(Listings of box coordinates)
++++

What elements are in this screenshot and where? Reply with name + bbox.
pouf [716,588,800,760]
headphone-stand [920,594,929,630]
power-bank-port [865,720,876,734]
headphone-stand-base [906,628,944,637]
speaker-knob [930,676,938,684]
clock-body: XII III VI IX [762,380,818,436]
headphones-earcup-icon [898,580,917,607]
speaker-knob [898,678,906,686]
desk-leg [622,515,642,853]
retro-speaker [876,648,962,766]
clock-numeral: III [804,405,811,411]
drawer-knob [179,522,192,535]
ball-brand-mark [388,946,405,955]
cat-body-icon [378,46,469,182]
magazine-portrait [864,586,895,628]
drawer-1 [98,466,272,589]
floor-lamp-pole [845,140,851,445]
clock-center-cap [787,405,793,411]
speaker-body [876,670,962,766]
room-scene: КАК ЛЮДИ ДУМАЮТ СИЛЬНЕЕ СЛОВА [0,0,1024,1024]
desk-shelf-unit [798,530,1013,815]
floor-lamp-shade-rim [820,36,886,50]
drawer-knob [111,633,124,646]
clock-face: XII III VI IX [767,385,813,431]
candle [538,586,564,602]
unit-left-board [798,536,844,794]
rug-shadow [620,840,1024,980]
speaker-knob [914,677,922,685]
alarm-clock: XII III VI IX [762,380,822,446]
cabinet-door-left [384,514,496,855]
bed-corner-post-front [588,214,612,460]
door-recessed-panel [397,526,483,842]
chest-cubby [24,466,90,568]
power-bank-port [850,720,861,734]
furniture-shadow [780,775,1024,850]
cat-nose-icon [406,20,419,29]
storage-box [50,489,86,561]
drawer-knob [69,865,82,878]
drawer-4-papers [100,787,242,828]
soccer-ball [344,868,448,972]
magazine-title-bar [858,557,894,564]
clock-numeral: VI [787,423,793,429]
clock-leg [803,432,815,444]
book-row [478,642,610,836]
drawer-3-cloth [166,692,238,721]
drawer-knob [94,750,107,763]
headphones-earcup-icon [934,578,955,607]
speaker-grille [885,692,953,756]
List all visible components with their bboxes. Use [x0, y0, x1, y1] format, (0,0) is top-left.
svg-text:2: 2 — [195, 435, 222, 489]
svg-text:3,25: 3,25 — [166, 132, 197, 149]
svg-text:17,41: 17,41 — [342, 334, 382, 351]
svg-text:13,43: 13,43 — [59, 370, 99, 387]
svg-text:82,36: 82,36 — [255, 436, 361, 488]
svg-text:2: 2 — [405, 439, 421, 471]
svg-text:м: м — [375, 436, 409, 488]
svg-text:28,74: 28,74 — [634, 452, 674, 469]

++++

INSTRUCTIONS TO FOLLOW: Could you rewrite the material above as a Markdown table with two columns, Row and Line, giving each line a row number and leaving out blank lines?

SOLVED PROBLEM:
| Row | Line |
|---|---|
| 1 | What elements are in this screenshot and where? Reply with name + bbox. |
| 2 | pouf [716,588,800,760] |
| 3 | headphone-stand [920,594,929,630] |
| 4 | power-bank-port [865,720,876,734] |
| 5 | headphone-stand-base [906,628,944,637] |
| 6 | speaker-knob [930,676,938,684] |
| 7 | clock-body: XII III VI IX [762,380,818,436] |
| 8 | headphones-earcup-icon [898,580,917,607] |
| 9 | speaker-knob [898,678,906,686] |
| 10 | desk-leg [622,515,642,853] |
| 11 | retro-speaker [876,648,962,766] |
| 12 | clock-numeral: III [804,405,811,411] |
| 13 | drawer-knob [179,522,192,535] |
| 14 | ball-brand-mark [388,946,405,955] |
| 15 | cat-body-icon [378,46,469,182] |
| 16 | magazine-portrait [864,586,895,628] |
| 17 | drawer-1 [98,466,272,589] |
| 18 | floor-lamp-pole [845,140,851,445] |
| 19 | clock-center-cap [787,405,793,411] |
| 20 | speaker-body [876,670,962,766] |
| 21 | room-scene: КАК ЛЮДИ ДУМАЮТ СИЛЬНЕЕ СЛОВА [0,0,1024,1024] |
| 22 | desk-shelf-unit [798,530,1013,815] |
| 23 | floor-lamp-shade-rim [820,36,886,50] |
| 24 | drawer-knob [111,633,124,646] |
| 25 | clock-face: XII III VI IX [767,385,813,431] |
| 26 | candle [538,586,564,602] |
| 27 | unit-left-board [798,536,844,794] |
| 28 | rug-shadow [620,840,1024,980] |
| 29 | speaker-knob [914,677,922,685] |
| 30 | alarm-clock: XII III VI IX [762,380,822,446] |
| 31 | cabinet-door-left [384,514,496,855] |
| 32 | bed-corner-post-front [588,214,612,460] |
| 33 | door-recessed-panel [397,526,483,842] |
| 34 | chest-cubby [24,466,90,568] |
| 35 | power-bank-port [850,720,861,734] |
| 36 | furniture-shadow [780,775,1024,850] |
| 37 | cat-nose-icon [406,20,419,29] |
| 38 | storage-box [50,489,86,561] |
| 39 | drawer-knob [69,865,82,878] |
| 40 | drawer-4-papers [100,787,242,828] |
| 41 | soccer-ball [344,868,448,972] |
| 42 | magazine-title-bar [858,557,894,564] |
| 43 | clock-numeral: VI [787,423,793,429] |
| 44 | clock-leg [803,432,815,444] |
| 45 | book-row [478,642,610,836] |
| 46 | drawer-3-cloth [166,692,238,721] |
| 47 | drawer-knob [94,750,107,763] |
| 48 | headphones-earcup-icon [934,578,955,607] |
| 49 | speaker-grille [885,692,953,756] |
| 50 | List all visible components with their bboxes. Use [x0, y0, x1, y1] format, (0,0) is top-left. |
| 51 | svg-text:2: 2 — [195, 435, 222, 489] |
| 52 | svg-text:3,25: 3,25 — [166, 132, 197, 149] |
| 53 | svg-text:17,41: 17,41 — [342, 334, 382, 351] |
| 54 | svg-text:13,43: 13,43 — [59, 370, 99, 387] |
| 55 | svg-text:82,36: 82,36 — [255, 436, 361, 488] |
| 56 | svg-text:2: 2 — [405, 439, 421, 471] |
| 57 | svg-text:м: м — [375, 436, 409, 488] |
| 58 | svg-text:28,74: 28,74 — [634, 452, 674, 469] |